What you should do —
Quote, without change, all of the lines that follow.
* Start *
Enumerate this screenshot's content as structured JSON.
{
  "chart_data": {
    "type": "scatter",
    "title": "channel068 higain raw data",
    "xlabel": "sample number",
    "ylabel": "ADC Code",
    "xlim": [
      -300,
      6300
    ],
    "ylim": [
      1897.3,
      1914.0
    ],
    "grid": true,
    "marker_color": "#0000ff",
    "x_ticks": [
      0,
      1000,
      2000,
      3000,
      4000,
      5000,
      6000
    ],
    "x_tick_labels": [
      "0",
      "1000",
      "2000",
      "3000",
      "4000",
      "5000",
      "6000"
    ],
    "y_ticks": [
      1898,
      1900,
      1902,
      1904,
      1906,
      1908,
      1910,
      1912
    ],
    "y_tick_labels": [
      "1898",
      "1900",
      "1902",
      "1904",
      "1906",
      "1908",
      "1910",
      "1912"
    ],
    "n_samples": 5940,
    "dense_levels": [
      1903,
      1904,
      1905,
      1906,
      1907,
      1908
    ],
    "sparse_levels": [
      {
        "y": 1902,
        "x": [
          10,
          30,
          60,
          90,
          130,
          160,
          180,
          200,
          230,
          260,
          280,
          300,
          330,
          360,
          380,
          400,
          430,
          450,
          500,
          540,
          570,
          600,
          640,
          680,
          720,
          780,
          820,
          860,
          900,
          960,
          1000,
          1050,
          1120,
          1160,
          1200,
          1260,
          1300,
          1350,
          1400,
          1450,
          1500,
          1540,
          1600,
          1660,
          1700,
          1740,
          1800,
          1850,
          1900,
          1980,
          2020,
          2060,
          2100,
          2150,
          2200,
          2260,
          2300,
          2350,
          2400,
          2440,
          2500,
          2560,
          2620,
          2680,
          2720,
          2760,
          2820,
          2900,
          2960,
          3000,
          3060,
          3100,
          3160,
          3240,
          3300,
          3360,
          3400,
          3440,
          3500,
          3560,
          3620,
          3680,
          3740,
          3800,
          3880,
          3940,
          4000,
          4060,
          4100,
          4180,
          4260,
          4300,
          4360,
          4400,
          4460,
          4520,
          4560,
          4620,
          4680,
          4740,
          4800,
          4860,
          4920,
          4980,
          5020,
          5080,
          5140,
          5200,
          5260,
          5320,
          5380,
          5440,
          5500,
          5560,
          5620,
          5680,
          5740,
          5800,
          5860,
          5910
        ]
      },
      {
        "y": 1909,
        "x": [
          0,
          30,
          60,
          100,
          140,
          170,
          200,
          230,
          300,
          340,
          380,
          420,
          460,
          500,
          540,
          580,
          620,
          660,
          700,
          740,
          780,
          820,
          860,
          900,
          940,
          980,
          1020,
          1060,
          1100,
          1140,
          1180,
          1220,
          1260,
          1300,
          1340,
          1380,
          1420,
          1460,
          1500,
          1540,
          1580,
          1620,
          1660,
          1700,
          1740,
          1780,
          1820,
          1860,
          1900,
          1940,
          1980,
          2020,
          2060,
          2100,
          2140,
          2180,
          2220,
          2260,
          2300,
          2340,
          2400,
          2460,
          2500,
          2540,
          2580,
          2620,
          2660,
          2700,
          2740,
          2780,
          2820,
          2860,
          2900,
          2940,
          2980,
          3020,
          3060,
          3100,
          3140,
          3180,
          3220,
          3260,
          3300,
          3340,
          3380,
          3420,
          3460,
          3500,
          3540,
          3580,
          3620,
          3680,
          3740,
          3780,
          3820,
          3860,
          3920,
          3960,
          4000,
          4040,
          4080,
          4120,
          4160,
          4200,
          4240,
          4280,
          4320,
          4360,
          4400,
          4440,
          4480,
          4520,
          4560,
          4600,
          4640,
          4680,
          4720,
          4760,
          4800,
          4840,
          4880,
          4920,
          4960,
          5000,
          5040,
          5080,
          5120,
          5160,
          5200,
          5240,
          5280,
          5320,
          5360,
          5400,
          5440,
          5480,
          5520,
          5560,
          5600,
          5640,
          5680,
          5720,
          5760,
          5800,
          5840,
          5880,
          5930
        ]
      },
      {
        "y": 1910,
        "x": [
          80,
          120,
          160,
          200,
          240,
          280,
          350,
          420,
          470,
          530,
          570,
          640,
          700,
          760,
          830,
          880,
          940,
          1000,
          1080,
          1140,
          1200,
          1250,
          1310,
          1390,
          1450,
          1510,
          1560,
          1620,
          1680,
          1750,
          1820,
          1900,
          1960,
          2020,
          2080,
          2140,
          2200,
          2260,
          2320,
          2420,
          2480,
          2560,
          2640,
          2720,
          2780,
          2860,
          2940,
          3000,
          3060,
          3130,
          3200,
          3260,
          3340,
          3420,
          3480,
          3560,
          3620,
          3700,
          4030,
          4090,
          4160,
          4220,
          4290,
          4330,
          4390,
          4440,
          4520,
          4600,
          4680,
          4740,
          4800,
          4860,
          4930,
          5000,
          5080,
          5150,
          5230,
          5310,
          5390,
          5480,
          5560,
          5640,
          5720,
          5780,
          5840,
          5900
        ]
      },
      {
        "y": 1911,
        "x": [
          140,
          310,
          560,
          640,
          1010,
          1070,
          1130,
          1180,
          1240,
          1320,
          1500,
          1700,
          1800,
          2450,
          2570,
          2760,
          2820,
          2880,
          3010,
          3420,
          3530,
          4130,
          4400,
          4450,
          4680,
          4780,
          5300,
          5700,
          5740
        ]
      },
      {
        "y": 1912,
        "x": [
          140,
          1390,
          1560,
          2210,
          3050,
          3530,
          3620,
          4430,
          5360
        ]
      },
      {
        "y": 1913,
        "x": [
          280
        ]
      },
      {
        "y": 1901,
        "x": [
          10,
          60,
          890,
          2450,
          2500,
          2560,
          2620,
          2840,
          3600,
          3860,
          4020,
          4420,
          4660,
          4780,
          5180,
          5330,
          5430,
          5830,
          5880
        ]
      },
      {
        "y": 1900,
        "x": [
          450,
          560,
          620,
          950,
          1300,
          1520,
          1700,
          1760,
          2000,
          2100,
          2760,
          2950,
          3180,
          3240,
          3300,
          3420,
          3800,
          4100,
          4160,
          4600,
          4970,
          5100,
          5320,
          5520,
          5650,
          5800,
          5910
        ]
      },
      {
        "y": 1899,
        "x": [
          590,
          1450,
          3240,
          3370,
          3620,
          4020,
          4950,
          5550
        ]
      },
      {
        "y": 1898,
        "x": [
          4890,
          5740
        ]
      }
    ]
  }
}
* End *
Answer to this exercise —
Enumerate this screenshot's content as structured JSON.
{
  "chart_data": {
    "type": "scatter",
    "title": "channel068 higain raw data",
    "xlabel": "sample number",
    "ylabel": "ADC Code",
    "xlim": [
      -300,
      6300
    ],
    "ylim": [
      1897.3,
      1914.0
    ],
    "grid": true,
    "marker_color": "#0000ff",
    "x_ticks": [
      0,
      1000,
      2000,
      3000,
      4000,
      5000,
      6000
    ],
    "x_tick_labels": [
      "0",
      "1000",
      "2000",
      "3000",
      "4000",
      "5000",
      "6000"
    ],
    "y_ticks": [
      1898,
      1900,
      1902,
      1904,
      1906,
      1908,
      1910,
      1912
    ],
    "y_tick_labels": [
      "1898",
      "1900",
      "1902",
      "1904",
      "1906",
      "1908",
      "1910",
      "1912"
    ],
    "n_samples": 5940,
    "dense_levels": [
      1903,
      1904,
      1905,
      1906,
      1907,
      1908
    ],
    "sparse_levels": [
      {
        "y": 1902,
        "x": [
          10,
          30,
          60,
          90,
          130,
          160,
          180,
          200,
          230,
          260,
          280,
          300,
          330,
          360,
          380,
          400,
          430,
          450,
          500,
          540,
          570,
          600,
          640,
          680,
          720,
          780,
          820,
          860,
          900,
          960,
          1000,
          1050,
          1120,
          1160,
          1200,
          1260,
          1300,
          1350,
          1400,
          1450,
          1500,
          1540,
          1600,
          1660,
          1700,
          1740,
          1800,
          1850,
          1900,
          1980,
          2020,
          2060,
          2100,
          2150,
          2200,
          2260,
          2300,
          2350,
          2400,
          2440,
          2500,
          2560,
          2620,
          2680,
          2720,
          2760,
          2820,
          2900,
          2960,
          3000,
          3060,
          3100,
          3160,
          3240,
          3300,
          3360,
          3400,
          3440,
          3500,
          3560,
          3620,
          3680,
          3740,
          3800,
          3880,
          3940,
          4000,
          4060,
          4100,
          4180,
          4260,
          4300,
          4360,
          4400,
          4460,
          4520,
          4560,
          4620,
          4680,
          4740,
          4800,
          4860,
          4920,
          4980,
          5020,
          5080,
          5140,
          5200,
          5260,
          5320,
          5380,
          5440,
          5500,
          5560,
          5620,
          5680,
          5740,
          5800,
          5860,
          5910
        ]
      },
      {
        "y": 1909,
        "x": [
          0,
          30,
          60,
          100,
          140,
          170,
          200,
          230,
          300,
          340,
          380,
          420,
          460,
          500,
          540,
          580,
          620,
          660,
          700,
          740,
          780,
          820,
          860,
          900,
          940,
          980,
          1020,
          1060,
          1100,
          1140,
          1180,
          1220,
          1260,
          1300,
          1340,
          1380,
          1420,
          1460,
          1500,
          1540,
          1580,
          1620,
          1660,
          1700,
          1740,
          1780,
          1820,
          1860,
          1900,
          1940,
          1980,
          2020,
          2060,
          2100,
          2140,
          2180,
          2220,
          2260,
          2300,
          2340,
          2400,
          2460,
          2500,
          2540,
          2580,
          2620,
          2660,
          2700,
          2740,
          2780,
          2820,
          2860,
          2900,
          2940,
          2980,
          3020,
          3060,
          3100,
          3140,
          3180,
          3220,
          3260,
          3300,
          3340,
          3380,
          3420,
          3460,
          3500,
          3540,
          3580,
          3620,
          3680,
          3740,
          3780,
          3820,
          3860,
          3920,
          3960,
          4000,
          4040,
          4080,
          4120,
          4160,
          4200,
          4240,
          4280,
          4320,
          4360,
          4400,
          4440,
          4480,
          4520,
          4560,
          4600,
          4640,
          4680,
          4720,
          4760,
          4800,
          4840,
          4880,
          4920,
          4960,
          5000,
          5040,
          5080,
          5120,
          5160,
          5200,
          5240,
          5280,
          5320,
          5360,
          5400,
          5440,
          5480,
          5520,
          5560,
          5600,
          5640,
          5680,
          5720,
          5760,
          5800,
          5840,
          5880,
          5930
        ]
      },
      {
        "y": 1910,
        "x": [
          80,
          120,
          160,
          200,
          240,
          280,
          350,
          420,
          470,
          530,
          570,
          640,
          700,
          760,
          830,
          880,
          940,
          1000,
          1080,
          1140,
          1200,
          1250,
          1310,
          1390,
          1450,
          1510,
          1560,
          1620,
          1680,
          1750,
          1820,
          1900,
          1960,
          2020,
          2080,
          2140,
          2200,
          2260,
          2320,
          2420,
          2480,
          2560,
          2640,
          2720,
          2780,
          2860,
          2940,
          3000,
          3060,
          3130,
          3200,
          3260,
          3340,
          3420,
          3480,
          3560,
          3620,
          3700,
          4030,
          4090,
          4160,
          4220,
          4290,
          4330,
          4390,
          4440,
          4520,
          4600,
          4680,
          4740,
          4800,
          4860,
          4930,
          5000,
          5080,
          5150,
          5230,
          5310,
          5390,
          5480,
          5560,
          5640,
          5720,
          5780,
          5840,
          5900
        ]
      },
      {
        "y": 1911,
        "x": [
          140,
          310,
          560,
          640,
          1010,
          1070,
          1130,
          1180,
          1240,
          1320,
          1500,
          1700,
          1800,
          2450,
          2570,
          2760,
          2820,
          2880,
          3010,
          3420,
          3530,
          4130,
          4400,
          4450,
          4680,
          4780,
          5300,
          5700,
          5740
        ]
      },
      {
        "y": 1912,
        "x": [
          140,
          1390,
          1560,
          2210,
          3050,
          3530,
          3620,
          4430,
          5360
        ]
      },
      {
        "y": 1913,
        "x": [
          280
        ]
      },
      {
        "y": 1901,
        "x": [
          10,
          60,
          890,
          2450,
          2500,
          2560,
          2620,
          2840,
          3600,
          3860,
          4020,
          4420,
          4660,
          4780,
          5180,
          5330,
          5430,
          5830,
          5880
        ]
      },
      {
        "y": 1900,
        "x": [
          450,
          560,
          620,
          950,
          1300,
          1520,
          1700,
          1760,
          2000,
          2100,
          2760,
          2950,
          3180,
          3240,
          3300,
          3420,
          3800,
          4100,
          4160,
          4600,
          4970,
          5100,
          5320,
          5520,
          5650,
          5800,
          5910
        ]
      },
      {
        "y": 1899,
        "x": [
          590,
          1450,
          3240,
          3370,
          3620,
          4020,
          4950,
          5550
        ]
      },
      {
        "y": 1898,
        "x": [
          4890,
          5740
        ]
      }
    ]
  }
}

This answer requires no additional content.